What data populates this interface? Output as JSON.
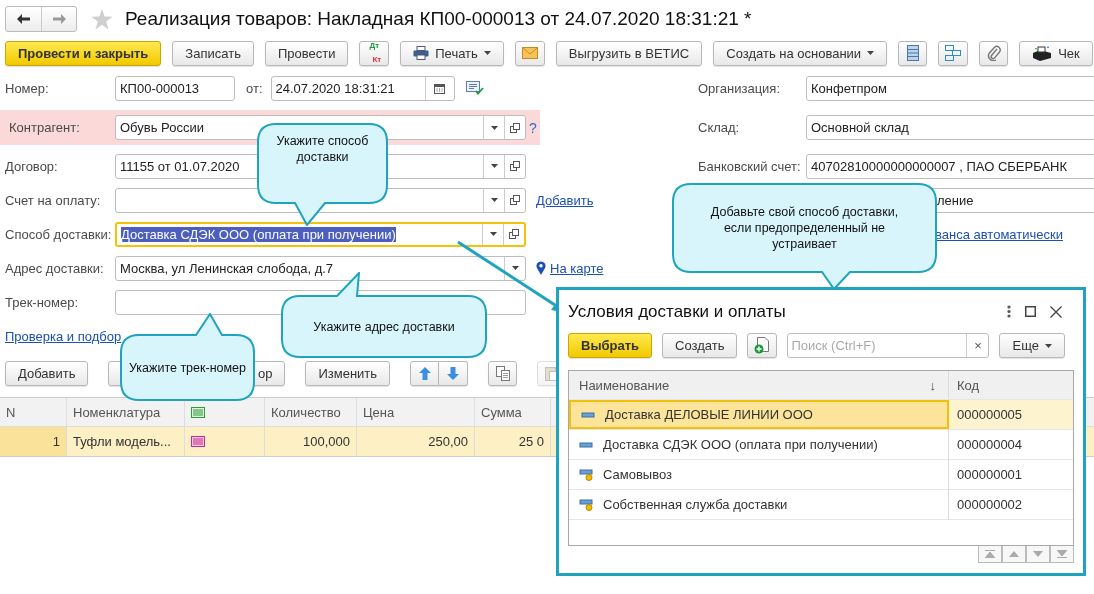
{
  "window": {
    "title": "Реализация товаров: Накладная КП00-000013 от 24.07.2020 18:31:21 *"
  },
  "toolbar": [
    {
      "kind": "primary",
      "label": "Провести и закрыть"
    },
    {
      "kind": "button",
      "label": "Записать"
    },
    {
      "kind": "button",
      "label": "Провести"
    },
    {
      "kind": "dtkt",
      "top": "Дт",
      "bottom": "Кт"
    },
    {
      "kind": "print",
      "label": "Печать"
    },
    {
      "kind": "mail"
    },
    {
      "kind": "button",
      "label": "Выгрузить в ВЕТИС"
    },
    {
      "kind": "menu",
      "label": "Создать на основании"
    },
    {
      "kind": "list"
    },
    {
      "kind": "structure"
    },
    {
      "kind": "clip"
    },
    {
      "kind": "receipt",
      "label": "Чек"
    }
  ],
  "number": {
    "label": "Номер:",
    "value": "КП00-000013",
    "date_label": "от:",
    "date": "24.07.2020 18:31:21"
  },
  "left_fields": [
    {
      "label": "Контрагент:",
      "value": "Обувь России",
      "kind": "choice",
      "error": true,
      "focused": false,
      "help": "?"
    },
    {
      "label": "Договор:",
      "value": "11155 от 01.07.2020",
      "kind": "choice",
      "error": false,
      "focused": false
    },
    {
      "label": "Счет на оплату:",
      "kind": "choice",
      "error": false,
      "focused": false,
      "link": "Добавить"
    },
    {
      "label": "Способ доставки:",
      "value": "Доставка СДЭК ООО (оплата при получении)",
      "kind": "choice",
      "error": false,
      "focused": true
    },
    {
      "label": "Адрес доставки:",
      "value": "Москва, ул Ленинская слобода, д.7",
      "kind": "address",
      "error": false,
      "focused": false,
      "link": "На карте"
    },
    {
      "label": "Трек-номер:",
      "kind": "text",
      "error": false,
      "focused": false
    }
  ],
  "check_link": "Проверка и подбор",
  "right_fields": [
    {
      "label": "Организация:",
      "value": "Конфетпром"
    },
    {
      "label": "Склад:",
      "value": "Основной склад"
    },
    {
      "label": "Банковский счет:",
      "value": "40702810000000000007 , ПАО СБЕРБАНК"
    },
    {
      "value": "ление"
    }
  ],
  "right_link": "ванса автоматически",
  "table_toolbar": [
    {
      "kind": "button",
      "label": "Добавить",
      "disabled": false
    },
    {
      "kind": "button",
      "label": "ор",
      "disabled": false
    },
    {
      "kind": "button",
      "label": "Изменить",
      "disabled": false
    },
    {
      "kind": "up",
      "disabled": false
    },
    {
      "kind": "down",
      "disabled": false
    },
    {
      "kind": "copy",
      "disabled": false
    },
    {
      "kind": "paste",
      "disabled": true
    }
  ],
  "table": {
    "columns": [
      {
        "kind": "index",
        "label": "N"
      },
      {
        "kind": "text",
        "label": "Номенклатура"
      },
      {
        "kind": "marking"
      },
      {
        "kind": "number",
        "label": "Количество"
      },
      {
        "kind": "number",
        "label": "Цена"
      },
      {
        "kind": "number",
        "label": "Сумма"
      }
    ],
    "rows": [
      {
        "selected": true,
        "cells": [
          "1",
          "Туфли модель...",
          "",
          "100,000",
          "250,00",
          "25 0"
        ]
      }
    ]
  },
  "dialog": {
    "title": "Условия доставки и оплаты",
    "buttons": [
      {
        "kind": "primary",
        "label": "Выбрать"
      },
      {
        "kind": "button",
        "label": "Создать"
      },
      {
        "kind": "add"
      }
    ],
    "search": {
      "placeholder": "Поиск (Ctrl+F)",
      "clear": "×"
    },
    "more": "Еще",
    "columns": [
      {
        "label": "Наименование",
        "sort": "↓"
      },
      {
        "label": "Код"
      }
    ],
    "rows": [
      {
        "name": "Доставка ДЕЛОВЫЕ ЛИНИИ ООО",
        "code": "000000005",
        "kind": "item",
        "selected": true
      },
      {
        "name": "Доставка СДЭК ООО (оплата при получении)",
        "code": "000000004",
        "kind": "item",
        "selected": false
      },
      {
        "name": "Самовывоз",
        "code": "000000001",
        "kind": "predefined",
        "selected": false
      },
      {
        "name": "Собственная служба доставки",
        "code": "000000002",
        "kind": "predefined",
        "selected": false
      }
    ]
  },
  "callouts": [
    {
      "text": "Укажите способ доставки"
    },
    {
      "text": "Добавьте свой способ доставки, если предопределенный не устраивает"
    },
    {
      "text": "Укажите адрес доставки"
    },
    {
      "text": "Укажите трек-номер"
    }
  ]
}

*****

- [REQUEST]
Repeat the lines above exactly, and keep every picture out.

- [SOLUTION FOR THIS EXERCISE]
What data populates this interface? Output as JSON.
{
  "window": {
    "title": "Реализация товаров: Накладная КП00-000013 от 24.07.2020 18:31:21 *"
  },
  "toolbar": [
    {
      "kind": "primary",
      "label": "Провести и закрыть"
    },
    {
      "kind": "button",
      "label": "Записать"
    },
    {
      "kind": "button",
      "label": "Провести"
    },
    {
      "kind": "dtkt",
      "top": "Дт",
      "bottom": "Кт"
    },
    {
      "kind": "print",
      "label": "Печать"
    },
    {
      "kind": "mail"
    },
    {
      "kind": "button",
      "label": "Выгрузить в ВЕТИС"
    },
    {
      "kind": "menu",
      "label": "Создать на основании"
    },
    {
      "kind": "list"
    },
    {
      "kind": "structure"
    },
    {
      "kind": "clip"
    },
    {
      "kind": "receipt",
      "label": "Чек"
    }
  ],
  "number": {
    "label": "Номер:",
    "value": "КП00-000013",
    "date_label": "от:",
    "date": "24.07.2020 18:31:21"
  },
  "left_fields": [
    {
      "label": "Контрагент:",
      "value": "Обувь России",
      "kind": "choice",
      "error": true,
      "focused": false,
      "help": "?"
    },
    {
      "label": "Договор:",
      "value": "11155 от 01.07.2020",
      "kind": "choice",
      "error": false,
      "focused": false
    },
    {
      "label": "Счет на оплату:",
      "kind": "choice",
      "error": false,
      "focused": false,
      "link": "Добавить"
    },
    {
      "label": "Способ доставки:",
      "value": "Доставка СДЭК ООО (оплата при получении)",
      "kind": "choice",
      "error": false,
      "focused": true
    },
    {
      "label": "Адрес доставки:",
      "value": "Москва, ул Ленинская слобода, д.7",
      "kind": "address",
      "error": false,
      "focused": false,
      "link": "На карте"
    },
    {
      "label": "Трек-номер:",
      "kind": "text",
      "error": false,
      "focused": false
    }
  ],
  "check_link": "Проверка и подбор",
  "right_fields": [
    {
      "label": "Организация:",
      "value": "Конфетпром"
    },
    {
      "label": "Склад:",
      "value": "Основной склад"
    },
    {
      "label": "Банковский счет:",
      "value": "40702810000000000007 , ПАО СБЕРБАНК"
    },
    {
      "value": "ление"
    }
  ],
  "right_link": "ванса автоматически",
  "table_toolbar": [
    {
      "kind": "button",
      "label": "Добавить",
      "disabled": false
    },
    {
      "kind": "button",
      "label": "ор",
      "disabled": false
    },
    {
      "kind": "button",
      "label": "Изменить",
      "disabled": false
    },
    {
      "kind": "up",
      "disabled": false
    },
    {
      "kind": "down",
      "disabled": false
    },
    {
      "kind": "copy",
      "disabled": false
    },
    {
      "kind": "paste",
      "disabled": true
    }
  ],
  "table": {
    "columns": [
      {
        "kind": "index",
        "label": "N"
      },
      {
        "kind": "text",
        "label": "Номенклатура"
      },
      {
        "kind": "marking"
      },
      {
        "kind": "number",
        "label": "Количество"
      },
      {
        "kind": "number",
        "label": "Цена"
      },
      {
        "kind": "number",
        "label": "Сумма"
      }
    ],
    "rows": [
      {
        "selected": true,
        "cells": [
          "1",
          "Туфли модель...",
          "",
          "100,000",
          "250,00",
          "25 0"
        ]
      }
    ]
  },
  "dialog": {
    "title": "Условия доставки и оплаты",
    "buttons": [
      {
        "kind": "primary",
        "label": "Выбрать"
      },
      {
        "kind": "button",
        "label": "Создать"
      },
      {
        "kind": "add"
      }
    ],
    "search": {
      "placeholder": "Поиск (Ctrl+F)",
      "clear": "×"
    },
    "more": "Еще",
    "columns": [
      {
        "label": "Наименование",
        "sort": "↓"
      },
      {
        "label": "Код"
      }
    ],
    "rows": [
      {
        "name": "Доставка ДЕЛОВЫЕ ЛИНИИ ООО",
        "code": "000000005",
        "kind": "item",
        "selected": true
      },
      {
        "name": "Доставка СДЭК ООО (оплата при получении)",
        "code": "000000004",
        "kind": "item",
        "selected": false
      },
      {
        "name": "Самовывоз",
        "code": "000000001",
        "kind": "predefined",
        "selected": false
      },
      {
        "name": "Собственная служба доставки",
        "code": "000000002",
        "kind": "predefined",
        "selected": false
      }
    ]
  },
  "callouts": [
    {
      "text": "Укажите способ доставки"
    },
    {
      "text": "Добавьте свой способ доставки, если предопределенный не устраивает"
    },
    {
      "text": "Укажите адрес доставки"
    },
    {
      "text": "Укажите трек-номер"
    }
  ]
}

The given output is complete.